Extract to read ->
Women Who Inspire:
Heroes, Legends and Storytellers

 

by David Lyman

John Morris Russell
John Morris Russell

“I’ll tell you my Aretha story,” said Cincinnati Pops conductor John Morris Russell. He and I were supposed to be talking about the Pops’ March 18–20 concerts called “RESPECT: A Tribute to Aretha Franklin.” If you know anything about JMR, he just has to tell this story. And it’s always a good one.

It was July 2016. He was scheduled to conduct Franklin—the “Queen of Soul”—in a Riverbend Pops concert. It was a sweltering night, with temps in the 90s all afternoon. But that wasn’t the worst of it.

“We were worried she was going to pull out at the last minute,” he says, recalling how health issues had caused her to bail on several other concerts in recent years. “But she so much wanted to come down to Cincinnati. It was an easy trip for her. She traveled in a tour bus, and it’s a straight shot from her home in Detroit.” (For the record, Russell pronounces it DEE troit.)

She would go on to cancel important concerts later that summer: in New York, Washington DC, St. Louis and Detroit. But on that night, July 24, 2016, she showed up. There was a short rehearsal with Aretha’s music director. But Russell didn’t have a chance to speak directly with her.

“Just before the show started, her manager shouts down the backstage hallway, ‘Make Way for the Queen of Soul.’ The sea parted as she walked along in her full-length fur coat. I just kind of shuffled along behind her.”

Aretha Franklin
Aretha Franklin with the Cincinnati Pops at Riverbend, July 2016.

The concert? “Remarkable,” said Russell. “The crowd went crazy.”

But the best came later, after the massive crowd of autograph-seekers had finally made their way back to their cars.

“Her manager came up to me and said, ‘do you want to meet Aretha?’ I had all these things I wanted to say to her, like ‘I listened to you as a kid’ and ‘I thought your Nessun dorma was fabulous.’ But when I walked into her dressing room, her feet were up on a coffee table and she was drinking an ice cold can of Vernors.”

They didn’t talk music. Instead, the Queen regaled the Maestro with directions for her glazed ham recipe. [Find the recipe online here.]

“I still remember it,” said JMR. “It had a can of Vernors, a dollop of French’s yellow mustard, some maraschino cherry juice, a half cup of brown sugar…she talked about cooking food for the family. On the one hand, she was the Queen of Soul. And yet, she was also as down home as your mom or aunt.”

When you think about it, that same amalgam of qualities is what made Franklin such a formidable star. Her music managed to be raw and transcendent at the same time. Even as she grew frail during her last years—she passed away in August 2018—her performances were breathtaking. When she started to sing, the music imbued her with monumental strength and left audiences inspired and wanting more.

Required task 1 -> In the Aretha Franklin article, what was Franklin drinking when Russell walked into her dressing room?
Required task 2 -> Pick up the Aretha Franklin article after its last sentence and continue it.
You can skip the records.

Data excerpts ->
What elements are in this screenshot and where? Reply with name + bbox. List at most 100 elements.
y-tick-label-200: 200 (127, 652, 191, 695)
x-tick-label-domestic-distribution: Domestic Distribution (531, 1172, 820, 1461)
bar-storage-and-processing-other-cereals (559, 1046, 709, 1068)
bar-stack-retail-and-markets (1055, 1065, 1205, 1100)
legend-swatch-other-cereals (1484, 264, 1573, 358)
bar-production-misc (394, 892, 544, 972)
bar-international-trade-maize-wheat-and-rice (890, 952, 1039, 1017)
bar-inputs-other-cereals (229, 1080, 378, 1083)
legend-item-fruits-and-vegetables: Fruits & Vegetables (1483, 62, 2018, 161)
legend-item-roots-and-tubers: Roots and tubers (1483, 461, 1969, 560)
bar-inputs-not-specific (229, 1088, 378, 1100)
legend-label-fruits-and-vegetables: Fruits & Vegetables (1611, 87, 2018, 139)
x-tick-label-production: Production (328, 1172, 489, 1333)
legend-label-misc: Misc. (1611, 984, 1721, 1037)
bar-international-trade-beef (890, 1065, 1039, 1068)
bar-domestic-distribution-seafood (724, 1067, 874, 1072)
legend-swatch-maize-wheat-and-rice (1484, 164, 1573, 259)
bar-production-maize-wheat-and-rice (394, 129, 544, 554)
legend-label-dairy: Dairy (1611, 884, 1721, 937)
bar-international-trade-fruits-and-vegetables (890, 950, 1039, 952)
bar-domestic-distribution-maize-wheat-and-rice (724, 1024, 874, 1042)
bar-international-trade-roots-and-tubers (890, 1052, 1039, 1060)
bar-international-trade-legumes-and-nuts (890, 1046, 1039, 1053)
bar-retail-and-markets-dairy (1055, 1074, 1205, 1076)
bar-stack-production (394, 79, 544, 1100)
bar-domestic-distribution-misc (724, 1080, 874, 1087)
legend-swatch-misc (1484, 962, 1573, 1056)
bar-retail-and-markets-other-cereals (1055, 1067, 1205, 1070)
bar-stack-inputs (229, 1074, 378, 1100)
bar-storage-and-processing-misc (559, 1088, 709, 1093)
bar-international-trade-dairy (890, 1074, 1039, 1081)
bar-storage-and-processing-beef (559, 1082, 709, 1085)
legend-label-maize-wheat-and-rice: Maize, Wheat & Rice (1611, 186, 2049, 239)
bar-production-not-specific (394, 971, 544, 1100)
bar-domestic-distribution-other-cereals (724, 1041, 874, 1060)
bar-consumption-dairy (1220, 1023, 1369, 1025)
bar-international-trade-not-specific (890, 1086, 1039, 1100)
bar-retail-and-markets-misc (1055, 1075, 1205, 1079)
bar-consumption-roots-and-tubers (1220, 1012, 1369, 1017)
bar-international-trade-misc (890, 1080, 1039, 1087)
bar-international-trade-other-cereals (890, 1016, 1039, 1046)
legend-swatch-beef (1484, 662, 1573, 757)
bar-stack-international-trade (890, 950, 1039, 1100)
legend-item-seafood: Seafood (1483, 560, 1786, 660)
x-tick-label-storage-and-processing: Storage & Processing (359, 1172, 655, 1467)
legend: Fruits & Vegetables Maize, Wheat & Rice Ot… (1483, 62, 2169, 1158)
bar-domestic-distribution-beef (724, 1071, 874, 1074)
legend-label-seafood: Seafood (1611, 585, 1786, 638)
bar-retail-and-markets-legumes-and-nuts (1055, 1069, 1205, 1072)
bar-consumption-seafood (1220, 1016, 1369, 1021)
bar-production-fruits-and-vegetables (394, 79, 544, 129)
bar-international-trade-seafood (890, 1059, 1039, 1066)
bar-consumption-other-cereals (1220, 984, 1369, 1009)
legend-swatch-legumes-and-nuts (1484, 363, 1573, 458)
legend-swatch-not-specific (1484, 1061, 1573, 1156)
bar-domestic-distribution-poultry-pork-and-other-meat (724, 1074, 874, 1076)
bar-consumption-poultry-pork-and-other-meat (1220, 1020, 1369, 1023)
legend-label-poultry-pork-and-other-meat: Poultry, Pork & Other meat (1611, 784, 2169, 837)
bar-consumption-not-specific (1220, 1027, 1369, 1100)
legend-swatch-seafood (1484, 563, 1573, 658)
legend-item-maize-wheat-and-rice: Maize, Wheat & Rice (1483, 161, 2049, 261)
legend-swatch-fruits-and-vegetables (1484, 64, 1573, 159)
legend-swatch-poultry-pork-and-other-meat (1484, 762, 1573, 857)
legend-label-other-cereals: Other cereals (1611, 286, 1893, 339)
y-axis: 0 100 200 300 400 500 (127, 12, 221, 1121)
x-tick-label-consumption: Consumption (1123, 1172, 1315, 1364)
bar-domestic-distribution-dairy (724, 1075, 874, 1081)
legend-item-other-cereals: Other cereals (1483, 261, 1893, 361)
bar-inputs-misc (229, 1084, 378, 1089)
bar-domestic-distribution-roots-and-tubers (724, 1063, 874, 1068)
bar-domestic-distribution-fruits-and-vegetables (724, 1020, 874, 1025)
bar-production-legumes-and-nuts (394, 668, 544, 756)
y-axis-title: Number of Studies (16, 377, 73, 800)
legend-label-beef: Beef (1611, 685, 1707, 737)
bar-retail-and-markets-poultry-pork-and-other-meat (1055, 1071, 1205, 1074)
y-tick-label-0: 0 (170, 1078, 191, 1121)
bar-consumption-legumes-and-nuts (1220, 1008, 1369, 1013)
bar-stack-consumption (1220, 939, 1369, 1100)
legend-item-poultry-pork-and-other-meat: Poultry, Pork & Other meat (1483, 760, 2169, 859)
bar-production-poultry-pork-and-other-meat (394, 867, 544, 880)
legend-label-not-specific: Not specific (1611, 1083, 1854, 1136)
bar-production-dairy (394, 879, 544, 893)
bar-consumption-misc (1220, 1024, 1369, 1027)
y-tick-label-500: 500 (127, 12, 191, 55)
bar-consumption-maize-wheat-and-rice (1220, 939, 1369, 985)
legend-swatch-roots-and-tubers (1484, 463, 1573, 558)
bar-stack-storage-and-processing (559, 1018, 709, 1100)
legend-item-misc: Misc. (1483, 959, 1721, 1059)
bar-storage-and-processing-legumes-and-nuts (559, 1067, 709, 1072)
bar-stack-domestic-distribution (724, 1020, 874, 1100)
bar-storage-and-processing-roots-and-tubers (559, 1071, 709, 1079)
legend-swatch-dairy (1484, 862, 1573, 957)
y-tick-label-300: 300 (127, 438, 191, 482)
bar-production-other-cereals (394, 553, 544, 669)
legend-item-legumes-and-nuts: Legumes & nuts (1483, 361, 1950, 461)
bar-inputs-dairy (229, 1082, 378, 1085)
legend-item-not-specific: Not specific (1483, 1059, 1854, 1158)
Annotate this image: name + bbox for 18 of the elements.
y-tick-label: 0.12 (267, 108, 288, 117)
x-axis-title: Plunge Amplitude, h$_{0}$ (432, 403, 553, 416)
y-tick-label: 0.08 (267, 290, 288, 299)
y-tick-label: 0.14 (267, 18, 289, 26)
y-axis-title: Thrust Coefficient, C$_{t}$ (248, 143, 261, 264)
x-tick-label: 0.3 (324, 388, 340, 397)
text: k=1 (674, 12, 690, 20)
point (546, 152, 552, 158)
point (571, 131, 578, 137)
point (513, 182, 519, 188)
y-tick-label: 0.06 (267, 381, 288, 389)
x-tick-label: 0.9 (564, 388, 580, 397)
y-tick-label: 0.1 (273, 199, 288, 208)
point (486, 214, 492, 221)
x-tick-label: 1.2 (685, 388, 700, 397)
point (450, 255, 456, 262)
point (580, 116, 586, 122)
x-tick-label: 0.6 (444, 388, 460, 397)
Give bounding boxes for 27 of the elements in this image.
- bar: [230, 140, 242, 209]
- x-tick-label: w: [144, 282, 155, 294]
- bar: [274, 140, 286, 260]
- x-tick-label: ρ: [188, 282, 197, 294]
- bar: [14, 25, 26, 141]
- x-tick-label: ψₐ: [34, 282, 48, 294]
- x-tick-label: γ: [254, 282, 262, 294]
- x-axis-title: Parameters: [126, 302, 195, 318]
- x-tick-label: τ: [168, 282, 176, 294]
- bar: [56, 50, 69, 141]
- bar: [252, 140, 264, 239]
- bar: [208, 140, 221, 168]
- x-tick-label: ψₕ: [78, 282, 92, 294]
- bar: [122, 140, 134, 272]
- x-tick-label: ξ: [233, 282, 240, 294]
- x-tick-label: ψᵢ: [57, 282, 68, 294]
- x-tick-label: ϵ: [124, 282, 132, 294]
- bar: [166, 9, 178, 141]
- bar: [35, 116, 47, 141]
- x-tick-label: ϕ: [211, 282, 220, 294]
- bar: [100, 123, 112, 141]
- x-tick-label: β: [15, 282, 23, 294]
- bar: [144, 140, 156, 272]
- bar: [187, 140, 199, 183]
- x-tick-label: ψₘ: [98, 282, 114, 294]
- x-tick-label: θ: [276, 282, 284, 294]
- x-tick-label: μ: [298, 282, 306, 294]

Result 1 -> An ice cold can of Vernors.

Result 2 ->
It’s the enormity of Aretha’s musical impact that inspired JMR to create the tribute concerts. Working with a trio of vocalists—Blaine Krauss, Tamika Lawrence and CoCo Smith—JMR and co-producer Scott Coulter have created a show that demonstrates the enormous range of Aretha’s talent.

“She was able to do extraordinary things with her voice,” said JMR. “And we’re hoping to capture some of that with this show. We can’t imitate her. Even if we wanted to, it would be impossible. This is—as the title says—a tribute.”

Cynthia Erivo
Cynthia Erivo performs alongside John Morris Russell and the CSO
in the 2017 Classical Roots program at the Cincinnati Crossroads Church.

A week later, on March 29, JMR and the Pops will collaborate with Emmy, Grammy and Tony Award-winning singer/actress Cynthia Erivo in a one-night-only performance that pays homage to a handful of legendary divas, from Nina Simone and Billie Holiday to Gladys Knight, Etta James and Mahalia Jackson. And, of course, Aretha, who Erivo portrayed in the much-lauded anthology series, Genius: Aretha.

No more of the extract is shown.